**TEXT EXTRACT**

—————

Thank you, Vince, for bringing up Augustine, since he represents such a critical figure for Catholic-Protestant doctrinal divisions. It’s interesting that you identify him as a Catholic since, as you hinted, he was very much appropriated by Protestants and therefore lost favour among Catholic theologians until he was rehabilitated by the “nouvelle théologie” of the 1940s. What’s especially fascinating is that those theologians responsible for the Catholic revival of Augustinianism in the twentieth century actually seem to donwplay his anti-Pelagianism, instead privileging his affirmation of the transcendent destiny inhering in all humans by virtue of their creation in the image of God.
As a corollary to this, I wonder how meaningful it is to label thinkers who predate the Reformation as specifically “Catholic.” What does a name like “Catholicism” mean in the absence of a “Protestantism” against which to define it? Someone like Augustine would no doubt have considered himself a “Christian,” but it is only retrospectively that he can be appropriated as “Catholic” or “Protestant,” producing very different reconstructions of his theological vision.

—————

**MATERIAL SUPPLIED**
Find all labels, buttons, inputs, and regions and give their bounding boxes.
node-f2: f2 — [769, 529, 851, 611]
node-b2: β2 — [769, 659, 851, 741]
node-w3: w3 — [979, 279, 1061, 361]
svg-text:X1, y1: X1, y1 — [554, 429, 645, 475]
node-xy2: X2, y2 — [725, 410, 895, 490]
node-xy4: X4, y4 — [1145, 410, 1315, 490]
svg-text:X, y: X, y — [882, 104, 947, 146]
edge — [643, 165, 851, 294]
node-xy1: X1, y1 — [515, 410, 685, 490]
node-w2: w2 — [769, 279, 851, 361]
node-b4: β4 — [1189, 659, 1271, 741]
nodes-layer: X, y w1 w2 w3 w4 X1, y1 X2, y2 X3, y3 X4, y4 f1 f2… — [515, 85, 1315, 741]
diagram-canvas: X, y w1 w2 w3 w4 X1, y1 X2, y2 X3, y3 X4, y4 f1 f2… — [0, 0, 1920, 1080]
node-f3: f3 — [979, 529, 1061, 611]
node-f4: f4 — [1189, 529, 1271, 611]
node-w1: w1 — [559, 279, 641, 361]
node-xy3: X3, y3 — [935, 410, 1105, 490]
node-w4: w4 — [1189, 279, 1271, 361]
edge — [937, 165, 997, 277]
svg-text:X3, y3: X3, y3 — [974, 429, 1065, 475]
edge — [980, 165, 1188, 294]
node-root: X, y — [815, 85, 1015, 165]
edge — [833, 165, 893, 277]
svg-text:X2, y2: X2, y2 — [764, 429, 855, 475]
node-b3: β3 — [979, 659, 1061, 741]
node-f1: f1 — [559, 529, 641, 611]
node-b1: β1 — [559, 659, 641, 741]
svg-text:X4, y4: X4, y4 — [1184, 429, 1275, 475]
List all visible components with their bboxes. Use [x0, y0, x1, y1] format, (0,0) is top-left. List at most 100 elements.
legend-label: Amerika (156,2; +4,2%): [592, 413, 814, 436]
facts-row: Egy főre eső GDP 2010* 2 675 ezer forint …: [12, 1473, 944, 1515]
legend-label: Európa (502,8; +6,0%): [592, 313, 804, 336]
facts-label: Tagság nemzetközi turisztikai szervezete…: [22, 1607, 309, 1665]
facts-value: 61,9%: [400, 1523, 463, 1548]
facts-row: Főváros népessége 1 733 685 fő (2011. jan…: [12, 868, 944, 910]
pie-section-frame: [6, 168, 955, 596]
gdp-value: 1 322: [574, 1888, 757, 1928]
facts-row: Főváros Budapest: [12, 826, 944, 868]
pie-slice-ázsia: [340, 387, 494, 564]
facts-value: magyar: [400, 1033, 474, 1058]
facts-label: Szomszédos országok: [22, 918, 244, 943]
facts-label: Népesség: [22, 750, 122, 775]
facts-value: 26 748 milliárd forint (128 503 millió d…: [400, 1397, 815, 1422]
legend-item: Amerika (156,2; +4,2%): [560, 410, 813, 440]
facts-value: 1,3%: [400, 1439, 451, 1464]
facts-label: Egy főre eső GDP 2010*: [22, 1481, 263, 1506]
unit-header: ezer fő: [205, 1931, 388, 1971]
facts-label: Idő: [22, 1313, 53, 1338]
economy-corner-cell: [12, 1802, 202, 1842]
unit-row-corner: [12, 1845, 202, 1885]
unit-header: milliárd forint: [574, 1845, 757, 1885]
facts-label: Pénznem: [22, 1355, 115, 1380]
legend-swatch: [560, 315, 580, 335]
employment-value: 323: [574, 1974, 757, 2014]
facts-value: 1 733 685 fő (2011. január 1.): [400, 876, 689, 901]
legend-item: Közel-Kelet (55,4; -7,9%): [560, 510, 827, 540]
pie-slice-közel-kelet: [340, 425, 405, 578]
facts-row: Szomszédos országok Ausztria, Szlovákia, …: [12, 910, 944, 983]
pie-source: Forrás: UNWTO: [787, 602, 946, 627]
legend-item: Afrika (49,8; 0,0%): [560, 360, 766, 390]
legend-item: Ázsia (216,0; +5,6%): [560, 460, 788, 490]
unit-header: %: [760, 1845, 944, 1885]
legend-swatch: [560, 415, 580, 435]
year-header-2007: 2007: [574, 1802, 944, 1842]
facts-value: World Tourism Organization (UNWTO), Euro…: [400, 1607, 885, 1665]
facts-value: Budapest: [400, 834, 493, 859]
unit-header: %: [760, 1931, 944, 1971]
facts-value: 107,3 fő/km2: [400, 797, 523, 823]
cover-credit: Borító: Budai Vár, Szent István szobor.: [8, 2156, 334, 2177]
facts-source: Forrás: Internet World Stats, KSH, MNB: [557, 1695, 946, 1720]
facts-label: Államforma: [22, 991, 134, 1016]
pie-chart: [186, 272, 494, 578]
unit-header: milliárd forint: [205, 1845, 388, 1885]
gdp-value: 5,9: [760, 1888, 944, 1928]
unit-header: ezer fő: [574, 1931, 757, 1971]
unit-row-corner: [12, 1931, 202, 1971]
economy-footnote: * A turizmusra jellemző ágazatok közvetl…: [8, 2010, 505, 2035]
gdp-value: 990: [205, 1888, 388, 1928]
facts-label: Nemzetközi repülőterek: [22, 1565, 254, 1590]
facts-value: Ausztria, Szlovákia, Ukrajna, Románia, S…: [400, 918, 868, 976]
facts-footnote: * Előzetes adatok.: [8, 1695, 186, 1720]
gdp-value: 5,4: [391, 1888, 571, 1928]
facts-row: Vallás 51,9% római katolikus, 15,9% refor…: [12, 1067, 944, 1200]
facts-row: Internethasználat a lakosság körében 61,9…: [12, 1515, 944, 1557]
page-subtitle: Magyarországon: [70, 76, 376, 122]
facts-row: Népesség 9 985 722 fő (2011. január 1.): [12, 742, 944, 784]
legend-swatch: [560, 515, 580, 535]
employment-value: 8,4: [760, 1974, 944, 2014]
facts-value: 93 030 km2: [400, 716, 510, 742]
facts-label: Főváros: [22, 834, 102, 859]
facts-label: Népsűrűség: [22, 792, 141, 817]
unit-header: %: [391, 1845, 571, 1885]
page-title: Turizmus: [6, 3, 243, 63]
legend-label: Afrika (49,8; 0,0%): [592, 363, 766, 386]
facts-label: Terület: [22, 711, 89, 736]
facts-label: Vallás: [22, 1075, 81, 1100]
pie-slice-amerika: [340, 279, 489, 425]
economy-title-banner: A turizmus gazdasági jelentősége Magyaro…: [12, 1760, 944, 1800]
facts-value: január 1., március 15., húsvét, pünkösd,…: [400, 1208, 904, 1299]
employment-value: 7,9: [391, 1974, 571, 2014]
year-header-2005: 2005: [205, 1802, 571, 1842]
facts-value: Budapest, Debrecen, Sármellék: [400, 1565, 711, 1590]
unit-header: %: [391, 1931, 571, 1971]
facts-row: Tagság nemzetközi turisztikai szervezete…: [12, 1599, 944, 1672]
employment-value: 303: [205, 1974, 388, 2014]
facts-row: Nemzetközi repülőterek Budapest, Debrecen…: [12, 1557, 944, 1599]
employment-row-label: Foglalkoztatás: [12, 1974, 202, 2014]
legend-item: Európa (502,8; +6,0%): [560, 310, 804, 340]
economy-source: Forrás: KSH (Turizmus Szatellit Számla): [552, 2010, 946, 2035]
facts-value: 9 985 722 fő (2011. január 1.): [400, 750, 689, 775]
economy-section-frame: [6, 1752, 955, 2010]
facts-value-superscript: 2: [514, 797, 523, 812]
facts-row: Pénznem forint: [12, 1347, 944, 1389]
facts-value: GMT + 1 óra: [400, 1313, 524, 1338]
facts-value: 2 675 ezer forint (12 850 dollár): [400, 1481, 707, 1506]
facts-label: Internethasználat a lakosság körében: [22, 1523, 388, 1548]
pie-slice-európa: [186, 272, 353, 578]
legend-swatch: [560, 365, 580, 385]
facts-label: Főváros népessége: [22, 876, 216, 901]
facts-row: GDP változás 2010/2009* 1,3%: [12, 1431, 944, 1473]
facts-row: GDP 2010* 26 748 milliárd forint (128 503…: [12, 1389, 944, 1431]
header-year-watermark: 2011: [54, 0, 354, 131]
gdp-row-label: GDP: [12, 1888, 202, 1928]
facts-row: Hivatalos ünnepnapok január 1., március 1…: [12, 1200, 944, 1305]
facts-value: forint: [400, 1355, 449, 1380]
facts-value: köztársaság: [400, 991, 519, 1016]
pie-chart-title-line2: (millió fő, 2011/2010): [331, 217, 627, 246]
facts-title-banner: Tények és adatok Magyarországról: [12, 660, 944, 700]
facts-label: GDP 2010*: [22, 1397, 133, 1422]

—————

**WORK TO COMPLETE**
a. Answer these questions from the text on Augustine:
(i) Which movement of the 1940s rehabilitated Augustine among Catholic theologians?
(ii) What part of his thought did the theologians behind the twentieth-century Catholic revival of Augustinianism seem to downplay?
(iii) What would Augustine no doubt have considered himself?
b. Please render this sentence from the text on Augustine in Spanish: "What does a name like “Catholicism” mean in the absence of a “Protestantism” against which to define it?"
Nothing in the entries is needed for this work.

**SOLUTION LIST**
a.
(i) The "nouvelle théologie"
(ii) His anti-Pelagianism
(iii) A "Christian"

b. ¿Qué significa un nombre como «catolicismo» en ausencia de un «protestantismo» frente al cual definirlo?